■ **Written exercise**
Wherever the word "JSON" turns up in a line of the entries, copy that line.

■ **Raw data**
..........
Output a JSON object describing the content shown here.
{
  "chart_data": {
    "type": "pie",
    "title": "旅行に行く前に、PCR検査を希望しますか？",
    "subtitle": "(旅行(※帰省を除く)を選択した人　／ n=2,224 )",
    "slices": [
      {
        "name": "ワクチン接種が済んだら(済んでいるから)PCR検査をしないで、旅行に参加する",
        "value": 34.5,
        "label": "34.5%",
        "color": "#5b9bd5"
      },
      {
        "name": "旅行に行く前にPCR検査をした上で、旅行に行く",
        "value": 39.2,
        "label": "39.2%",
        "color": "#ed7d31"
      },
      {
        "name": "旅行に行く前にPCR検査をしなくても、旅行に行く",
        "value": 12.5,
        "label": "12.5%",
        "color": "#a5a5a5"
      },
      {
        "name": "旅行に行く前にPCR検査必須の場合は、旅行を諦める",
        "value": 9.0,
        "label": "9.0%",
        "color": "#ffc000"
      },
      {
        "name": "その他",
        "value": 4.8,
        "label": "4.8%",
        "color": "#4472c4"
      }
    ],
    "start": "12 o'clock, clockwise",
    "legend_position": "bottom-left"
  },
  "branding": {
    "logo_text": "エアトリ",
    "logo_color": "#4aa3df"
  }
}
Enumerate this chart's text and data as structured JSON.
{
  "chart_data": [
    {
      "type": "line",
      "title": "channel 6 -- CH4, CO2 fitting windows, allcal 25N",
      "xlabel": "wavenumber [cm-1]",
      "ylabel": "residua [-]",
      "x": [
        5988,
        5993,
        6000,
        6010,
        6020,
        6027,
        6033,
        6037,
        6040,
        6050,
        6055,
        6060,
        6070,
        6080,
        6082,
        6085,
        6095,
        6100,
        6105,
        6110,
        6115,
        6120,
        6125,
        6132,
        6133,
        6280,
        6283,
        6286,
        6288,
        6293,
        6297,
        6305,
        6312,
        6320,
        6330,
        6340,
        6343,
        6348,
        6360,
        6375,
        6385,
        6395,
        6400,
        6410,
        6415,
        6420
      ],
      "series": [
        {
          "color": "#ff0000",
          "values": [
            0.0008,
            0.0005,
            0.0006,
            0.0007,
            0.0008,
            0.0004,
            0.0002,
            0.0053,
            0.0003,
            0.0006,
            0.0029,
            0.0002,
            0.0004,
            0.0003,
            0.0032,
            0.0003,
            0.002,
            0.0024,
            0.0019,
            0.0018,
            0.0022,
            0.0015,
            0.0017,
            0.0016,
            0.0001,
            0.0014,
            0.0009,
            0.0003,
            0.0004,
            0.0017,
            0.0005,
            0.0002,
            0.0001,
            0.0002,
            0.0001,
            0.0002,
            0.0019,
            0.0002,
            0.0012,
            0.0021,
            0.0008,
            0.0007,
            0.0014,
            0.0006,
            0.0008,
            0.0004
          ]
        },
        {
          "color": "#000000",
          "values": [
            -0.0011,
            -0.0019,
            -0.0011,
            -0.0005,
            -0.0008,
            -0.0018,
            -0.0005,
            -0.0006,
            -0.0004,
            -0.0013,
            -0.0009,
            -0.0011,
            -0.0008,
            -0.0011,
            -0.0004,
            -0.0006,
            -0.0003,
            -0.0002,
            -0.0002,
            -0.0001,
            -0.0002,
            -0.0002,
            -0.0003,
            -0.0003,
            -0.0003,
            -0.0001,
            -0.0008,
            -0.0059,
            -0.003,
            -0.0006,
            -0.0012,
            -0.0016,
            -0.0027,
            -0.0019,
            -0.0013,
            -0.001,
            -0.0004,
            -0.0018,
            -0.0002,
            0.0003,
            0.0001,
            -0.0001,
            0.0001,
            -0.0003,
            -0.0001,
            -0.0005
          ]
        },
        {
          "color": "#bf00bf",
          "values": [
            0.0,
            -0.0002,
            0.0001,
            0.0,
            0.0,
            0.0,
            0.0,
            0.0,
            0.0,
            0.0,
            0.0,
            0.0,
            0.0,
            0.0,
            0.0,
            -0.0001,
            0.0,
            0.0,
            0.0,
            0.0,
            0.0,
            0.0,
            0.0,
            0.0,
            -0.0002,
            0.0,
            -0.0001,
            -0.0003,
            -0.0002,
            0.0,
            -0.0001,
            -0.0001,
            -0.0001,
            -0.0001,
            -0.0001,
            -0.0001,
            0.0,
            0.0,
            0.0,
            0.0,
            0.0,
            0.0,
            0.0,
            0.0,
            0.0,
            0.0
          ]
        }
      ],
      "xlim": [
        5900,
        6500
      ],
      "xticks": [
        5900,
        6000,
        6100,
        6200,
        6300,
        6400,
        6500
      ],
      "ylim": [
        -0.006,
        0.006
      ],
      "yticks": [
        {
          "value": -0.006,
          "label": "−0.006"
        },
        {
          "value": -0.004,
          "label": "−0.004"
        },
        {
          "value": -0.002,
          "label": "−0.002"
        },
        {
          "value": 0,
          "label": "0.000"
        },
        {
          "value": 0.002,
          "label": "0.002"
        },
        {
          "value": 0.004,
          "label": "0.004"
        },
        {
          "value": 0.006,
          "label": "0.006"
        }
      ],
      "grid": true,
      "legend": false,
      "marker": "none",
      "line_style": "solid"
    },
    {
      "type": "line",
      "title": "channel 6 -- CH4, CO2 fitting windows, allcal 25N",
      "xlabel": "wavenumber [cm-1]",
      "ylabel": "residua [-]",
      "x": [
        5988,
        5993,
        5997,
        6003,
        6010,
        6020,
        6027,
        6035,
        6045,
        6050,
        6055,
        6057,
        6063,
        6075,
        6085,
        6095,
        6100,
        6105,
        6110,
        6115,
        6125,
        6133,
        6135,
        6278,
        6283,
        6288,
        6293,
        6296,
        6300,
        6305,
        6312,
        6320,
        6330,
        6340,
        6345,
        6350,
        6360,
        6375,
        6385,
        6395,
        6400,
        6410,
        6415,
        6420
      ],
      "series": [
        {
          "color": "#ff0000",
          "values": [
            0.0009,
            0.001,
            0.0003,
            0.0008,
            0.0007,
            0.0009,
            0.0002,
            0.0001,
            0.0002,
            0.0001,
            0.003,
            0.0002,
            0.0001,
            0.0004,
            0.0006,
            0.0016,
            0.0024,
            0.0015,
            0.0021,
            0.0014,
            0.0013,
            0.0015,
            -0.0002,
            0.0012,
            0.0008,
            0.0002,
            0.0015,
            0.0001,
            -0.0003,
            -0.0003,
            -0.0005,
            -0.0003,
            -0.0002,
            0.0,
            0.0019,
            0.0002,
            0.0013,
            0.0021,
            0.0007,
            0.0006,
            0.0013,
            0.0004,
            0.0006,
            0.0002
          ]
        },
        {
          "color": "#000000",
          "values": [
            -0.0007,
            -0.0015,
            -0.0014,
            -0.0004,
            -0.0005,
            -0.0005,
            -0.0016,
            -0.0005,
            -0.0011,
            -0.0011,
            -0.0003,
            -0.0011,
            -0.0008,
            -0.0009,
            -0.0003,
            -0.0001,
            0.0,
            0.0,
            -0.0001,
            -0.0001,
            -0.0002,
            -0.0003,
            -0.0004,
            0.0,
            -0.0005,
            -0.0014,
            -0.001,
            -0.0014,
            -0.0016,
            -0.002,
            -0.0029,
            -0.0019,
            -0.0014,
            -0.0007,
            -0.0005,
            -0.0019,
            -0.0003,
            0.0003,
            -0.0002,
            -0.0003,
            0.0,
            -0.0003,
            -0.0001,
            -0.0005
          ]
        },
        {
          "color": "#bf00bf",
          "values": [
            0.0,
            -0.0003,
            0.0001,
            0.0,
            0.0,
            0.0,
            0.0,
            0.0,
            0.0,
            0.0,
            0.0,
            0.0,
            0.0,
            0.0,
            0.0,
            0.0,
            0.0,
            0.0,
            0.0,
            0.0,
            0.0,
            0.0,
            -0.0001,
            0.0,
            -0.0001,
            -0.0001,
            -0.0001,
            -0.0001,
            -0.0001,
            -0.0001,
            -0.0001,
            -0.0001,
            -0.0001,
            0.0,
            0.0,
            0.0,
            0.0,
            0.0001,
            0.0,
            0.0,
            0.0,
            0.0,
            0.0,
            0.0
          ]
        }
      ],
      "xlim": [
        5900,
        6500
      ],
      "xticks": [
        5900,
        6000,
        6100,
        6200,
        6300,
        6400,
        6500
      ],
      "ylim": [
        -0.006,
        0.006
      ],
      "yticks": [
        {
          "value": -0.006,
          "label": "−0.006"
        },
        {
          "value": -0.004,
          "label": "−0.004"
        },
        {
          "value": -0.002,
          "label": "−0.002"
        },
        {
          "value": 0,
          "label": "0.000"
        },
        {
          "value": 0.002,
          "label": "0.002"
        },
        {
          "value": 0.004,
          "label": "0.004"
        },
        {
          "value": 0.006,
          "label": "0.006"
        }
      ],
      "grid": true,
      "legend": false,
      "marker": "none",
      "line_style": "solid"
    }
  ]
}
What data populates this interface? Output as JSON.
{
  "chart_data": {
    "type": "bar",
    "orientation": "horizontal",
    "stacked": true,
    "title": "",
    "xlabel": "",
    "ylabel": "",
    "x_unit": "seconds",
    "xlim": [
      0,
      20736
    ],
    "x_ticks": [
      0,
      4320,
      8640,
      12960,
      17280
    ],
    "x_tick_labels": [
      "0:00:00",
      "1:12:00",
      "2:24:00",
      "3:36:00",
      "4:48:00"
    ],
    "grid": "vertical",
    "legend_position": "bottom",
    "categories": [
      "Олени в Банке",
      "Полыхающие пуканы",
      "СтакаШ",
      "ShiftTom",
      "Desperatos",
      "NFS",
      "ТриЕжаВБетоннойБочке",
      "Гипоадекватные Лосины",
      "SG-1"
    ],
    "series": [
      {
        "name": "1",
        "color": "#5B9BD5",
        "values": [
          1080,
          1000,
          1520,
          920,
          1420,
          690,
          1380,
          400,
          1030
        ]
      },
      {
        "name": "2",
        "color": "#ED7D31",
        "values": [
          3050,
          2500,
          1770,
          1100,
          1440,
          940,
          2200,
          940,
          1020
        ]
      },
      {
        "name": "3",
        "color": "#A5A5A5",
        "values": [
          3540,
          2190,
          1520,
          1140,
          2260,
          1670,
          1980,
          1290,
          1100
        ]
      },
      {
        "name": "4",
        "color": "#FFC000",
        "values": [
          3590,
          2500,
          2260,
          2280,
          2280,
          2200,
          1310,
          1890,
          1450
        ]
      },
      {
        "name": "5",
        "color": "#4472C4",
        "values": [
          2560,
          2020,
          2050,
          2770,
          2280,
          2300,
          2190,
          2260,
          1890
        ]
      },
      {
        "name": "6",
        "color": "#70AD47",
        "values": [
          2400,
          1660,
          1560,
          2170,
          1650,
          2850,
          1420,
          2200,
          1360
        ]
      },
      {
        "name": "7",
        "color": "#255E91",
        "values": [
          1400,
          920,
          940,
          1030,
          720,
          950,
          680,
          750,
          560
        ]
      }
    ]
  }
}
..........
■ **Result of the task**
Output a JSON object describing the content shown here.
Enumerate this chart's text and data as structured JSON.
What data populates this interface? Output as JSON.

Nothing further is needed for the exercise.